* Materials provided:
= = = =
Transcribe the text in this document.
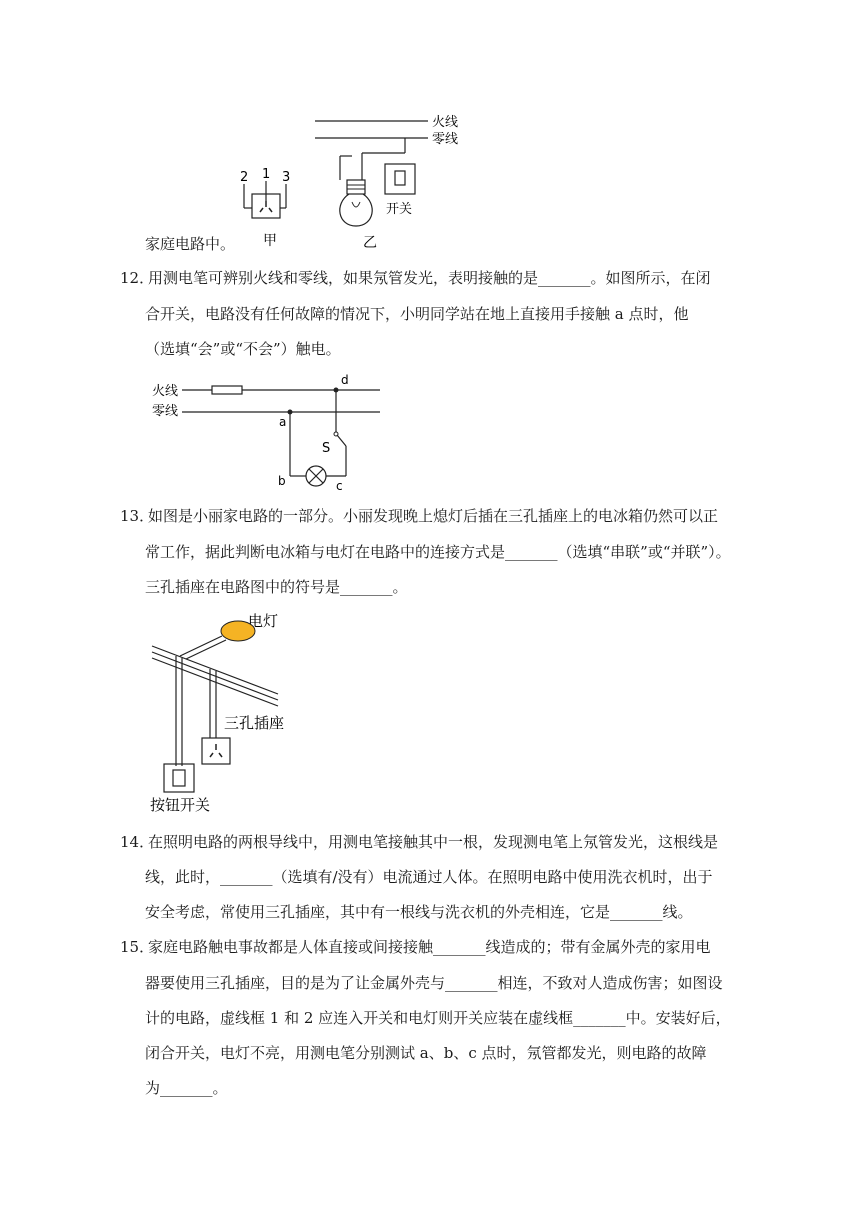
火线
零线
2 1 3
甲
开关
乙
家庭电路中。
12．
用测电笔可辨别火线和零线，如果氖管发光，表明接触的是_______。如图所示，在闭
合开关，电路没有任何故障的情况下，小明同学站在地上直接用手接触 a 点时，他
（选填“会”或“不会”）触电。
火线
零线
d
a
S
b	c
13．
如图是小丽家电路的一部分。小丽发现晚上熄灯后插在三孔插座上的电冰箱仍然可以正
常工作，据此判断电冰箱与电灯在电路中的连接方式是_______（选填“串联”或“并联”）。
三孔插座在电路图中的符号是_______。
电灯
按钮开关
三孔插座
14．
在照明电路的两根导线中，用测电笔接触其中一根，发现测电笔上氖管发光，这根线是
线，此时，_______（选填有/没有）电流通过人体。在照明电路中使用洗衣机时，出于
安全考虑，常使用三孔插座，其中有一根线与洗衣机的外壳相连，它是_______线。
15．
家庭电路触电事故都是人体直接或间接接触_______线造成的；带有金属外壳的家用电
器要使用三孔插座，目的是为了让金属外壳与_______相连，不致对人造成伤害；如图设
计的电路，虚线框 1 和 2 应连入开关和电灯则开关应装在虚线框_______中。安装好后，
闭合开关，电灯不亮，用测电笔分别测试 a、b、c 点时，氖管都发光，则电路的故障
为_______。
= = = =
* Requirements: Reproduce every entry exactly, but omit each picture.

* Task output:
Transcribe the text in this document.
火线
零线
2 1 3
甲
开关
乙
家庭电路中。
12．
用测电笔可辨别火线和零线，如果氖管发光，表明接触的是_______。如图所示，在闭
合开关，电路没有任何故障的情况下，小明同学站在地上直接用手接触 a 点时，他
（选填“会”或“不会”）触电。
火线
零线
d
a
S
b	c
13．
如图是小丽家电路的一部分。小丽发现晚上熄灯后插在三孔插座上的电冰箱仍然可以正
常工作，据此判断电冰箱与电灯在电路中的连接方式是_______（选填“串联”或“并联”）。
三孔插座在电路图中的符号是_______。
电灯
按钮开关
三孔插座
14．
在照明电路的两根导线中，用测电笔接触其中一根，发现测电笔上氖管发光，这根线是
线，此时，_______（选填有/没有）电流通过人体。在照明电路中使用洗衣机时，出于
安全考虑，常使用三孔插座，其中有一根线与洗衣机的外壳相连，它是_______线。
15．
家庭电路触电事故都是人体直接或间接接触_______线造成的；带有金属外壳的家用电
器要使用三孔插座，目的是为了让金属外壳与_______相连，不致对人造成伤害；如图设
计的电路，虚线框 1 和 2 应连入开关和电灯则开关应装在虚线框_______中。安装好后，
闭合开关，电灯不亮，用测电笔分别测试 a、b、c 点时，氖管都发光，则电路的故障
为_______。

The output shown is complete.